[Begin]

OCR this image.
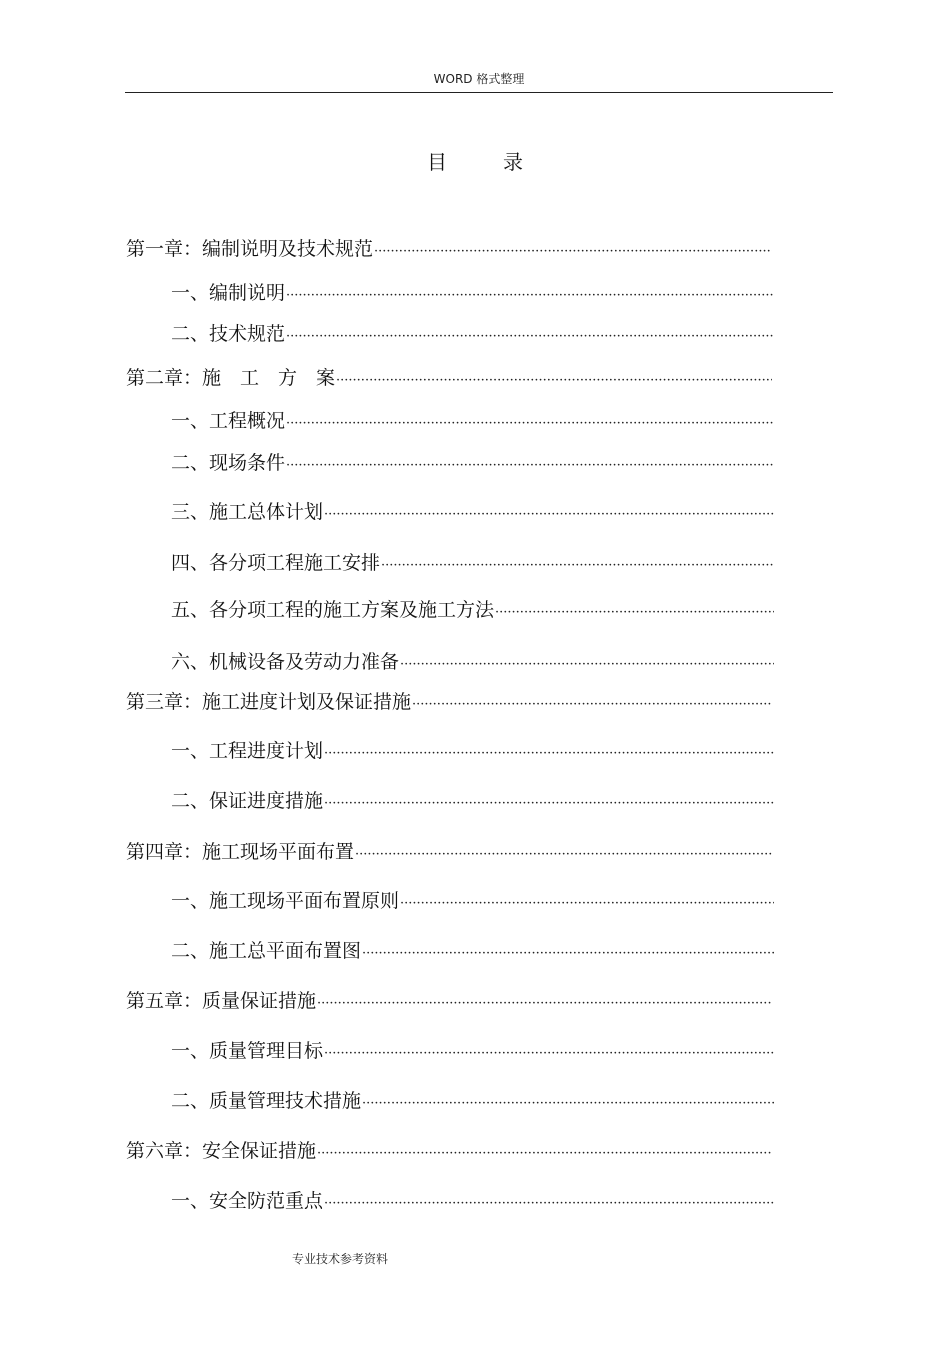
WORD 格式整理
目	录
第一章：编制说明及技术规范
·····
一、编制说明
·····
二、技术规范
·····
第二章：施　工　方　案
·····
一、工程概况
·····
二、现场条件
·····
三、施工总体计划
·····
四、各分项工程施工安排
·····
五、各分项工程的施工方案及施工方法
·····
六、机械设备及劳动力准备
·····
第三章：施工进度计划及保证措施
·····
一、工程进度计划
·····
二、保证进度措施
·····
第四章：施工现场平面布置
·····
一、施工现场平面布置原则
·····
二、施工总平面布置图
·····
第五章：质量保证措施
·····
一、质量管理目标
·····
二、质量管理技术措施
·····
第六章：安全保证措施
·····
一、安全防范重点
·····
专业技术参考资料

[End]
[Begin]

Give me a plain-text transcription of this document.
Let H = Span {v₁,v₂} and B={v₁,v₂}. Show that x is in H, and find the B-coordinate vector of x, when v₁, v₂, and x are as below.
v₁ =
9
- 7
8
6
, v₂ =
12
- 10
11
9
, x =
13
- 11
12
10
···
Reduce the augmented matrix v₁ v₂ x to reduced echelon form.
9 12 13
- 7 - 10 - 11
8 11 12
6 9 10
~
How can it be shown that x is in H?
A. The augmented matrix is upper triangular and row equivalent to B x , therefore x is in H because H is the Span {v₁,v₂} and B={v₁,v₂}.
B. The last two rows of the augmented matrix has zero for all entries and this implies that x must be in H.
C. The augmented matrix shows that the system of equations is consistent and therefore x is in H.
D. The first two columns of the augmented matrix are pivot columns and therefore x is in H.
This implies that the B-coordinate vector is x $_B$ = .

[End]
[Begin]

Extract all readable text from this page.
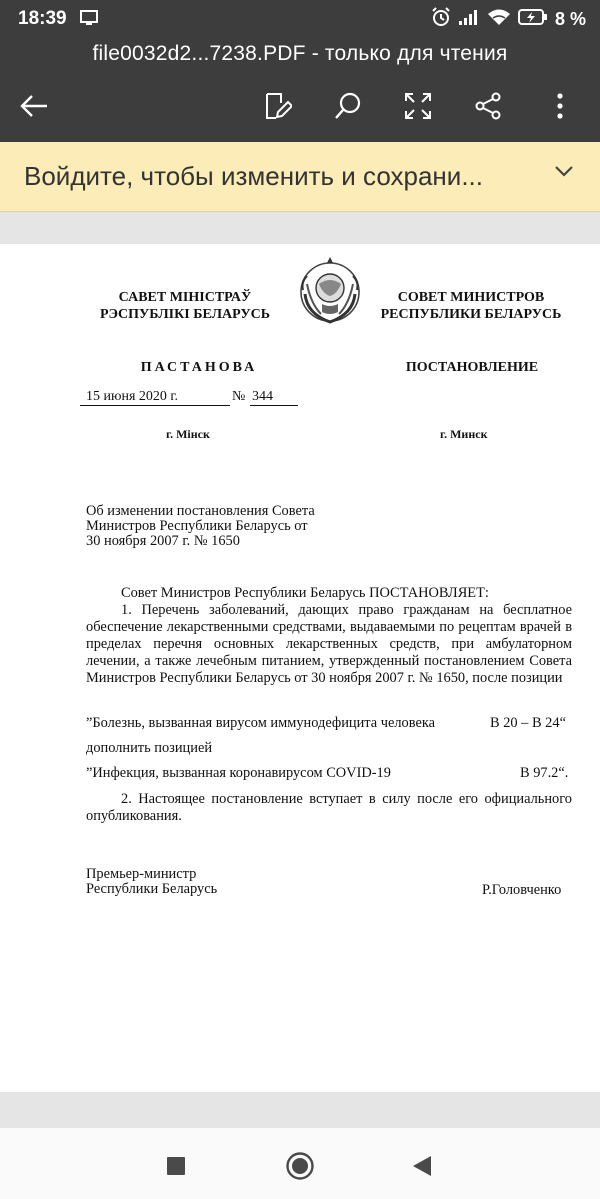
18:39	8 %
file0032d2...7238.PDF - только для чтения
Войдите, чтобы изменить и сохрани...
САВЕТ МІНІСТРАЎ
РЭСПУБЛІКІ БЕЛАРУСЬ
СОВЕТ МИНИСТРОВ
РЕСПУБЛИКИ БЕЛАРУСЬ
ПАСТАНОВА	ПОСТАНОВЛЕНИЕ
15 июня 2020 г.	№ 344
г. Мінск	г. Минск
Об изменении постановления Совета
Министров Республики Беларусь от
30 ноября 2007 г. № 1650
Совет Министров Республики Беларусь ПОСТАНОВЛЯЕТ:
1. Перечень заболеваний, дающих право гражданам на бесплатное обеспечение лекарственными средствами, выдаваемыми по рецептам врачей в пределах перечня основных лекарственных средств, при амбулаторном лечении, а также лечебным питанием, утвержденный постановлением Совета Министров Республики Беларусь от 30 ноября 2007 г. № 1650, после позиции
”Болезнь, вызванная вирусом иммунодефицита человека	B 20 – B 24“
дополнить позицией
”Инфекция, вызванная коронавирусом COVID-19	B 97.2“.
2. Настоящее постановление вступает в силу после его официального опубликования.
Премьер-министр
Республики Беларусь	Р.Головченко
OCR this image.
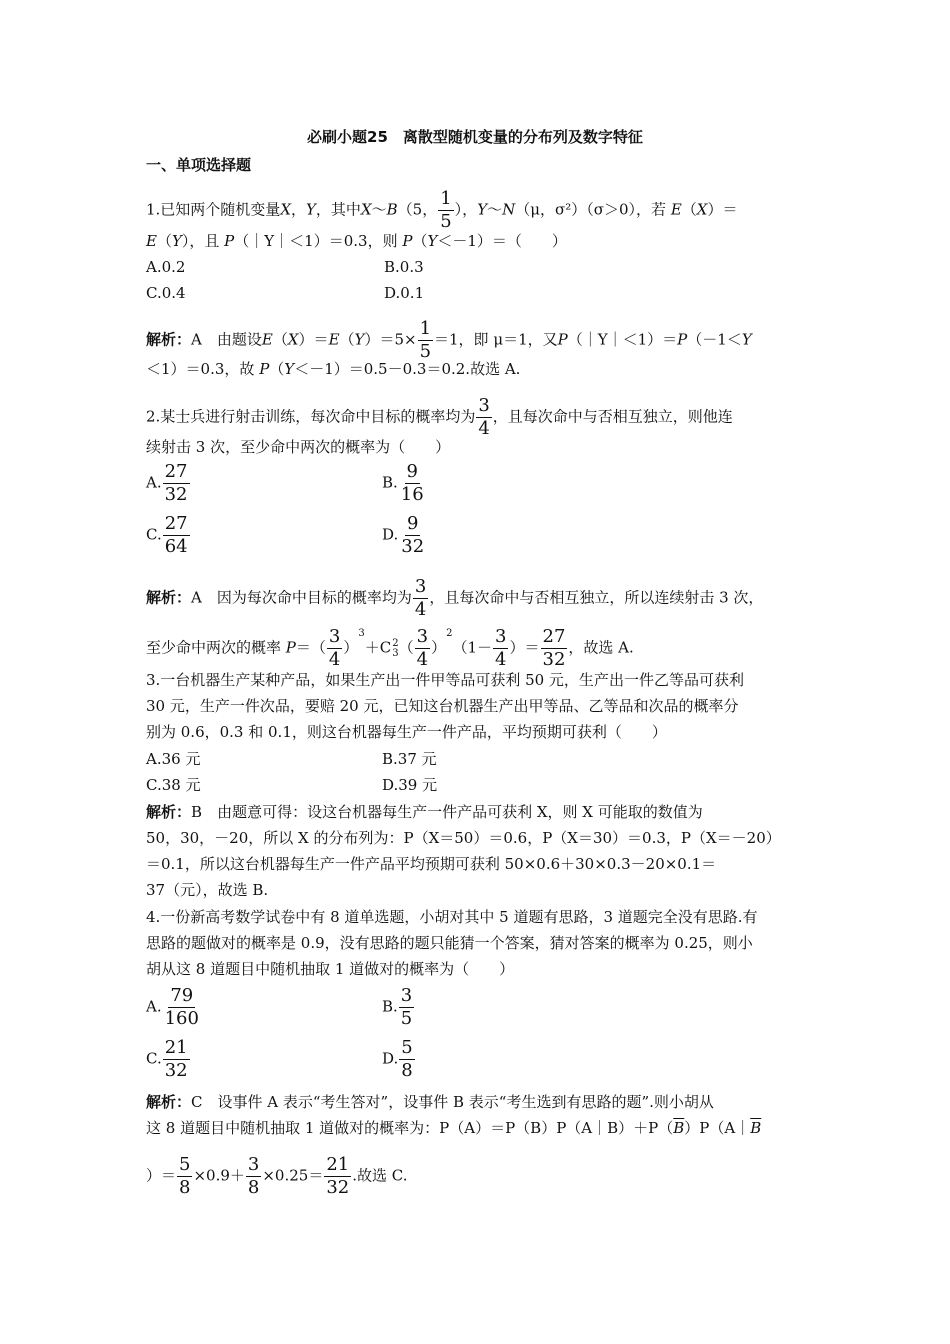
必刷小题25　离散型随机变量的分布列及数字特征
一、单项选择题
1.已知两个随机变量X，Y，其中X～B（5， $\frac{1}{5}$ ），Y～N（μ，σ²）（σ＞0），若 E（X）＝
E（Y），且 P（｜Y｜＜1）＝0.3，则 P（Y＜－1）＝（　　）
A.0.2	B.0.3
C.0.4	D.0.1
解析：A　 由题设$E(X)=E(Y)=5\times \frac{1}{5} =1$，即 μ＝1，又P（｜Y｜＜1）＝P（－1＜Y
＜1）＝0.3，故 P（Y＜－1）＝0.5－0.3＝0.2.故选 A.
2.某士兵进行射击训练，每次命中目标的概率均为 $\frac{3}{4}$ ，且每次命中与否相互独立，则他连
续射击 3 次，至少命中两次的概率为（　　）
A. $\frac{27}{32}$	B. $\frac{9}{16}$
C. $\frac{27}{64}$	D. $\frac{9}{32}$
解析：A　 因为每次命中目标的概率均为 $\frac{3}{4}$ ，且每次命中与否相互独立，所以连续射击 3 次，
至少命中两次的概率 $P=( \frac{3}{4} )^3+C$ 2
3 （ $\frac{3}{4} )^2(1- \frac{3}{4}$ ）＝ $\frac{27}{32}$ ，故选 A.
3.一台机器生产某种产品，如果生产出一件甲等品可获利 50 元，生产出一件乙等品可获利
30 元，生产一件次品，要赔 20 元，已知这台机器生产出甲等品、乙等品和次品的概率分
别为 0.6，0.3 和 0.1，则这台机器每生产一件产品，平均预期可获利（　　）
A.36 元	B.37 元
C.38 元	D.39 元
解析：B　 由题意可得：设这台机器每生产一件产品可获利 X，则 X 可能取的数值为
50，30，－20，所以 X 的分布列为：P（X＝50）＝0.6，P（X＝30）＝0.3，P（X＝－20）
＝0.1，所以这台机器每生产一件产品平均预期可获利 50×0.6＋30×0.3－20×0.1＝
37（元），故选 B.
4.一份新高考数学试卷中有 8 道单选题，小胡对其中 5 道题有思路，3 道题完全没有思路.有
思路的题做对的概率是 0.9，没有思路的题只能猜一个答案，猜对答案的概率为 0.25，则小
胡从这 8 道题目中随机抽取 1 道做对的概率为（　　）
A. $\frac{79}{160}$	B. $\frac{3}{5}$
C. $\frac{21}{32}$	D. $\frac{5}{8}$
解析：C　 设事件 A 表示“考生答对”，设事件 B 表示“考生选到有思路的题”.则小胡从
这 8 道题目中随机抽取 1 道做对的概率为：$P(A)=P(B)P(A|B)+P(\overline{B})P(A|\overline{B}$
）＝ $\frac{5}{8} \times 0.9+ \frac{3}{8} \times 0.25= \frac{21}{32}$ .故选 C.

[End]

## EXERCISE
Reply with one number only, the count of lines above that hold the string "且每次命中与否相互独立".

## FINISHED TASK
2